Exercise instructions: Copy the lines below as they are; omit the images they contain.

Data rows:
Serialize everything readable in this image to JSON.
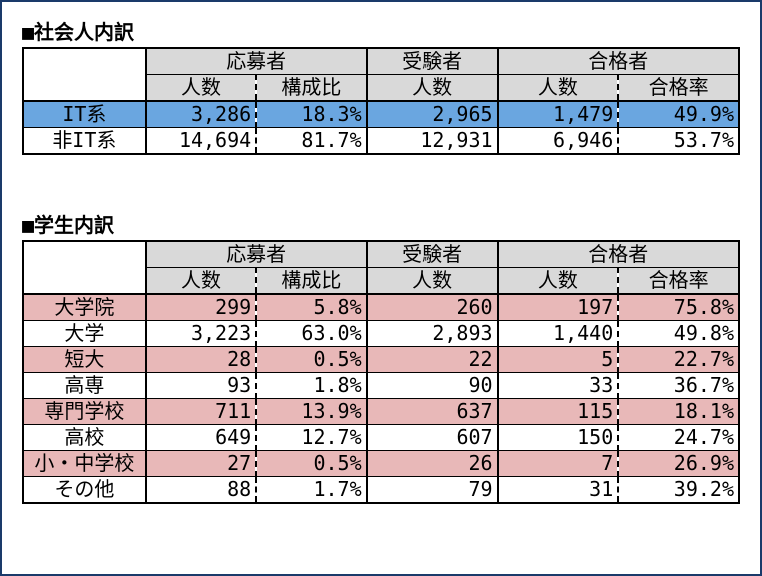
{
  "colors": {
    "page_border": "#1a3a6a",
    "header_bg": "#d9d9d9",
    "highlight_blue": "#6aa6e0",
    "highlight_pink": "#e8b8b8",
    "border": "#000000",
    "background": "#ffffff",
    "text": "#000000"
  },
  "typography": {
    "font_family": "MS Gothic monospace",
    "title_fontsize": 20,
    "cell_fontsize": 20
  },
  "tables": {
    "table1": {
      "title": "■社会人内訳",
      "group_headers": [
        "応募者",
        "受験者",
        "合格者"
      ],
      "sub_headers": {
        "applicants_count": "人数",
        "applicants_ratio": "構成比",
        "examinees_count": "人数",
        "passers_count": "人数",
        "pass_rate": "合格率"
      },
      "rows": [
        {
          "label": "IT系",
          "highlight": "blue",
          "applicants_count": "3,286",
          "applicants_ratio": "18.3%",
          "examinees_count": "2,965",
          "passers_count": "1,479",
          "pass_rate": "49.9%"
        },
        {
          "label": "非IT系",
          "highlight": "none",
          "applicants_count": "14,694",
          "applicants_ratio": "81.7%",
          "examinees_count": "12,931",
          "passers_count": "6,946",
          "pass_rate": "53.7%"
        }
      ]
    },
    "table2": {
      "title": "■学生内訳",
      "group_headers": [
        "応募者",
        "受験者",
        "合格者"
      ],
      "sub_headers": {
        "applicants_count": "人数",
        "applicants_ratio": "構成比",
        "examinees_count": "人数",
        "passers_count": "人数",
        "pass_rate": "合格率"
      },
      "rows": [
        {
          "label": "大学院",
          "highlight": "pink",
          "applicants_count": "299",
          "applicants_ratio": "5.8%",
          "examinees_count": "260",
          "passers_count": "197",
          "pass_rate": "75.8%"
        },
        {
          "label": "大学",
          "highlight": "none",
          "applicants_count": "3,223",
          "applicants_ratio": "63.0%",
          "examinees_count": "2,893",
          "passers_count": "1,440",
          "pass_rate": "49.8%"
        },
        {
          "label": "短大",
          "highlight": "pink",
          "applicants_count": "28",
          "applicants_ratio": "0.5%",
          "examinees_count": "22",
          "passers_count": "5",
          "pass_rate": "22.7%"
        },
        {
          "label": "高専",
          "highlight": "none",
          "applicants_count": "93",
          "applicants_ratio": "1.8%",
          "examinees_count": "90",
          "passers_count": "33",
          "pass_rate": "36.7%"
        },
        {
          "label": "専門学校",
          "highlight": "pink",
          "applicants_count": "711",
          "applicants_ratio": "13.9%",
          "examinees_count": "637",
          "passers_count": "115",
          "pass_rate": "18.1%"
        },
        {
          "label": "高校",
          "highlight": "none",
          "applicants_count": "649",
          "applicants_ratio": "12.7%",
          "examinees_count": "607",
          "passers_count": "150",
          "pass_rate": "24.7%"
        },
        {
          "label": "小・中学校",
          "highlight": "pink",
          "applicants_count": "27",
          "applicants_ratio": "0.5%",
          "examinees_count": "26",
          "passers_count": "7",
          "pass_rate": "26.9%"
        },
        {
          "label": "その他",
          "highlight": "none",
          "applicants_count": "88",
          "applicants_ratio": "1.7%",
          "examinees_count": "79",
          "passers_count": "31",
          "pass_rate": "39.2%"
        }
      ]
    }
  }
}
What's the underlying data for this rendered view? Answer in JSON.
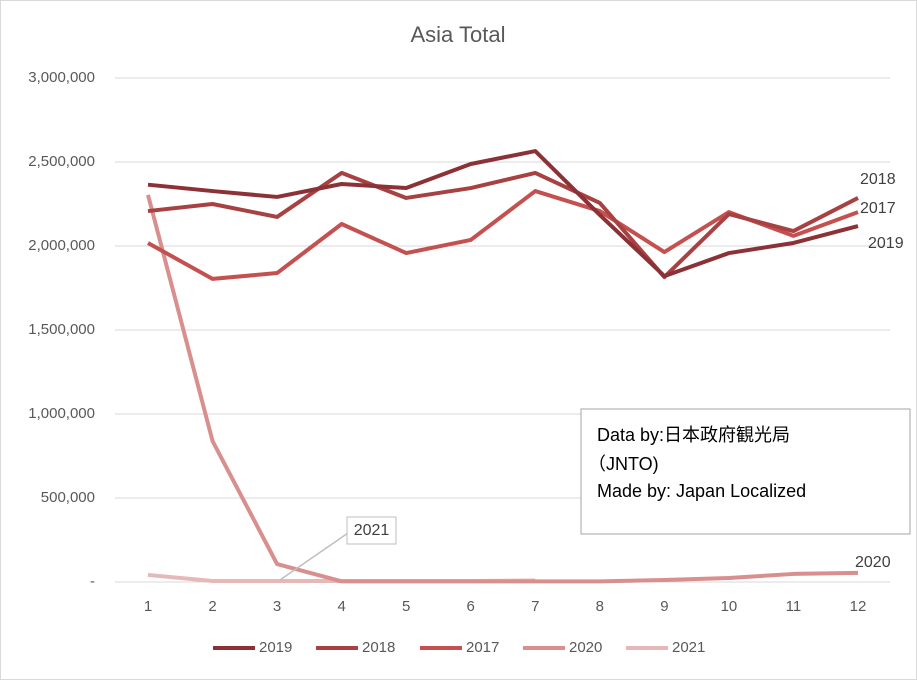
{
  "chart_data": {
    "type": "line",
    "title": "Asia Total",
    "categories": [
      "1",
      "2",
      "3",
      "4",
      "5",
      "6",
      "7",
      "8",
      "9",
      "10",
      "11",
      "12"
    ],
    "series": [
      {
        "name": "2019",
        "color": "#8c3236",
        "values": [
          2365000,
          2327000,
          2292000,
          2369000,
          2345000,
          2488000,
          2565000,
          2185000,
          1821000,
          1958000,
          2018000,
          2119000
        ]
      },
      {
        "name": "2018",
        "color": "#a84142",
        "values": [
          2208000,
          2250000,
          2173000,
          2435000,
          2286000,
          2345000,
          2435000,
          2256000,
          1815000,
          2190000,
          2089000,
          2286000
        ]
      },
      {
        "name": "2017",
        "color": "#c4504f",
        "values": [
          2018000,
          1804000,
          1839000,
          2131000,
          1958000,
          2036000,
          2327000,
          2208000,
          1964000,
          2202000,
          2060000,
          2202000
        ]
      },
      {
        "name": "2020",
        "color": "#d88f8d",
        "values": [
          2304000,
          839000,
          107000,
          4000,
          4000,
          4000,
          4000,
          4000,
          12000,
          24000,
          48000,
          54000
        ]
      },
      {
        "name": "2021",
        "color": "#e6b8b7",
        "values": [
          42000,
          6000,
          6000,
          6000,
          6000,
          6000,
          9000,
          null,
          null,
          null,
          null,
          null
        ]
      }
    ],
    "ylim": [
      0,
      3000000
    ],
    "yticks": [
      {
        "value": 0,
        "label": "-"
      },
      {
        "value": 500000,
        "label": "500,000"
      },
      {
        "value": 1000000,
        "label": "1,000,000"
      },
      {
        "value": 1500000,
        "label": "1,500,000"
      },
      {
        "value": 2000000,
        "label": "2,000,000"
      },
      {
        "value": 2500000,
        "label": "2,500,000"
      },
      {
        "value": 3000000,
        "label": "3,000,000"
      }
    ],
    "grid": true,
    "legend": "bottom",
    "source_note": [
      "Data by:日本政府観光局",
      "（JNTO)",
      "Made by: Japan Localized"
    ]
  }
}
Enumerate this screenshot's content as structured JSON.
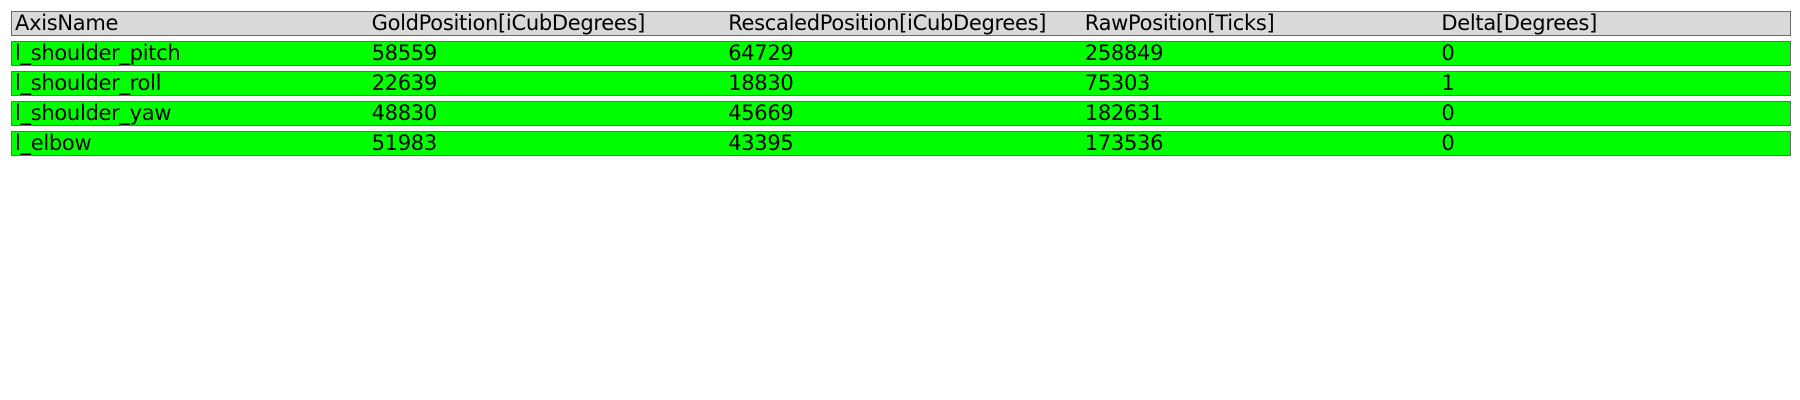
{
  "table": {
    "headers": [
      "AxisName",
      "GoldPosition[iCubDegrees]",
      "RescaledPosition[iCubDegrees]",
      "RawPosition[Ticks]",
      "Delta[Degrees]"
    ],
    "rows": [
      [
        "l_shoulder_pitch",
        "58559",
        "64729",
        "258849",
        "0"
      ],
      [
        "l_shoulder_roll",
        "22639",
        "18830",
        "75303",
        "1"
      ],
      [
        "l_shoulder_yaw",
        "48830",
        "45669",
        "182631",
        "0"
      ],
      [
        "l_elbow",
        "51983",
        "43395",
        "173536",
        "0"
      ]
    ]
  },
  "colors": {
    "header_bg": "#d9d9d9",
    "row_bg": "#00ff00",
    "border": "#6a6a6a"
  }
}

Task solution:
Serialize everything readable in this image to JSON.
{
  "colors": {
    "page_border": "#1a3a6a",
    "header_bg": "#d9d9d9",
    "highlight_blue": "#6aa6e0",
    "highlight_pink": "#e8b8b8",
    "border": "#000000",
    "background": "#ffffff",
    "text": "#000000"
  },
  "typography": {
    "font_family": "MS Gothic monospace",
    "title_fontsize": 20,
    "cell_fontsize": 20
  },
  "tables": {
    "table1": {
      "title": "■社会人内訳",
      "group_headers": [
        "応募者",
        "受験者",
        "合格者"
      ],
      "sub_headers": {
        "applicants_count": "人数",
        "applicants_ratio": "構成比",
        "examinees_count": "人数",
        "passers_count": "人数",
        "pass_rate": "合格率"
      },
      "rows": [
        {
          "label": "IT系",
          "highlight": "blue",
          "applicants_count": "3,286",
          "applicants_ratio": "18.3%",
          "examinees_count": "2,965",
          "passers_count": "1,479",
          "pass_rate": "49.9%"
        },
        {
          "label": "非IT系",
          "highlight": "none",
          "applicants_count": "14,694",
          "applicants_ratio": "81.7%",
          "examinees_count": "12,931",
          "passers_count": "6,946",
          "pass_rate": "53.7%"
        }
      ]
    },
    "table2": {
      "title": "■学生内訳",
      "group_headers": [
        "応募者",
        "受験者",
        "合格者"
      ],
      "sub_headers": {
        "applicants_count": "人数",
        "applicants_ratio": "構成比",
        "examinees_count": "人数",
        "passers_count": "人数",
        "pass_rate": "合格率"
      },
      "rows": [
        {
          "label": "大学院",
          "highlight": "pink",
          "applicants_count": "299",
          "applicants_ratio": "5.8%",
          "examinees_count": "260",
          "passers_count": "197",
          "pass_rate": "75.8%"
        },
        {
          "label": "大学",
          "highlight": "none",
          "applicants_count": "3,223",
          "applicants_ratio": "63.0%",
          "examinees_count": "2,893",
          "passers_count": "1,440",
          "pass_rate": "49.8%"
        },
        {
          "label": "短大",
          "highlight": "pink",
          "applicants_count": "28",
          "applicants_ratio": "0.5%",
          "examinees_count": "22",
          "passers_count": "5",
          "pass_rate": "22.7%"
        },
        {
          "label": "高専",
          "highlight": "none",
          "applicants_count": "93",
          "applicants_ratio": "1.8%",
          "examinees_count": "90",
          "passers_count": "33",
          "pass_rate": "36.7%"
        },
        {
          "label": "専門学校",
          "highlight": "pink",
          "applicants_count": "711",
          "applicants_ratio": "13.9%",
          "examinees_count": "637",
          "passers_count": "115",
          "pass_rate": "18.1%"
        },
        {
          "label": "高校",
          "highlight": "none",
          "applicants_count": "649",
          "applicants_ratio": "12.7%",
          "examinees_count": "607",
          "passers_count": "150",
          "pass_rate": "24.7%"
        },
        {
          "label": "小・中学校",
          "highlight": "pink",
          "applicants_count": "27",
          "applicants_ratio": "0.5%",
          "examinees_count": "26",
          "passers_count": "7",
          "pass_rate": "26.9%"
        },
        {
          "label": "その他",
          "highlight": "none",
          "applicants_count": "88",
          "applicants_ratio": "1.7%",
          "examinees_count": "79",
          "passers_count": "31",
          "pass_rate": "39.2%"
        }
      ]
    }
  }
}
What's the underlying data for this rendered view? Answer in JSON.
{
  "chart_data": {
    "type": "line",
    "title": "Asia Total",
    "categories": [
      "1",
      "2",
      "3",
      "4",
      "5",
      "6",
      "7",
      "8",
      "9",
      "10",
      "11",
      "12"
    ],
    "series": [
      {
        "name": "2019",
        "color": "#8c3236",
        "values": [
          2365000,
          2327000,
          2292000,
          2369000,
          2345000,
          2488000,
          2565000,
          2185000,
          1821000,
          1958000,
          2018000,
          2119000
        ]
      },
      {
        "name": "2018",
        "color": "#a84142",
        "values": [
          2208000,
          2250000,
          2173000,
          2435000,
          2286000,
          2345000,
          2435000,
          2256000,
          1815000,
          2190000,
          2089000,
          2286000
        ]
      },
      {
        "name": "2017",
        "color": "#c4504f",
        "values": [
          2018000,
          1804000,
          1839000,
          2131000,
          1958000,
          2036000,
          2327000,
          2208000,
          1964000,
          2202000,
          2060000,
          2202000
        ]
      },
      {
        "name": "2020",
        "color": "#d88f8d",
        "values": [
          2304000,
          839000,
          107000,
          4000,
          4000,
          4000,
          4000,
          4000,
          12000,
          24000,
          48000,
          54000
        ]
      },
      {
        "name": "2021",
        "color": "#e6b8b7",
        "values": [
          42000,
          6000,
          6000,
          6000,
          6000,
          6000,
          9000,
          null,
          null,
          null,
          null,
          null
        ]
      }
    ],
    "ylim": [
      0,
      3000000
    ],
    "yticks": [
      {
        "value": 0,
        "label": "-"
      },
      {
        "value": 500000,
        "label": "500,000"
      },
      {
        "value": 1000000,
        "label": "1,000,000"
      },
      {
        "value": 1500000,
        "label": "1,500,000"
      },
      {
        "value": 2000000,
        "label": "2,000,000"
      },
      {
        "value": 2500000,
        "label": "2,500,000"
      },
      {
        "value": 3000000,
        "label": "3,000,000"
      }
    ],
    "grid": true,
    "legend": "bottom",
    "source_note": [
      "Data by:日本政府観光局",
      "（JNTO)",
      "Made by: Japan Localized"
    ]
  }
}
Enumerate this screenshot's content as structured JSON.
{
  "table": {
    "headers": [
      "AxisName",
      "GoldPosition[iCubDegrees]",
      "RescaledPosition[iCubDegrees]",
      "RawPosition[Ticks]",
      "Delta[Degrees]"
    ],
    "rows": [
      [
        "l_shoulder_pitch",
        "58559",
        "64729",
        "258849",
        "0"
      ],
      [
        "l_shoulder_roll",
        "22639",
        "18830",
        "75303",
        "1"
      ],
      [
        "l_shoulder_yaw",
        "48830",
        "45669",
        "182631",
        "0"
      ],
      [
        "l_elbow",
        "51983",
        "43395",
        "173536",
        "0"
      ]
    ]
  },
  "colors": {
    "header_bg": "#d9d9d9",
    "row_bg": "#00ff00",
    "border": "#6a6a6a"
  }
}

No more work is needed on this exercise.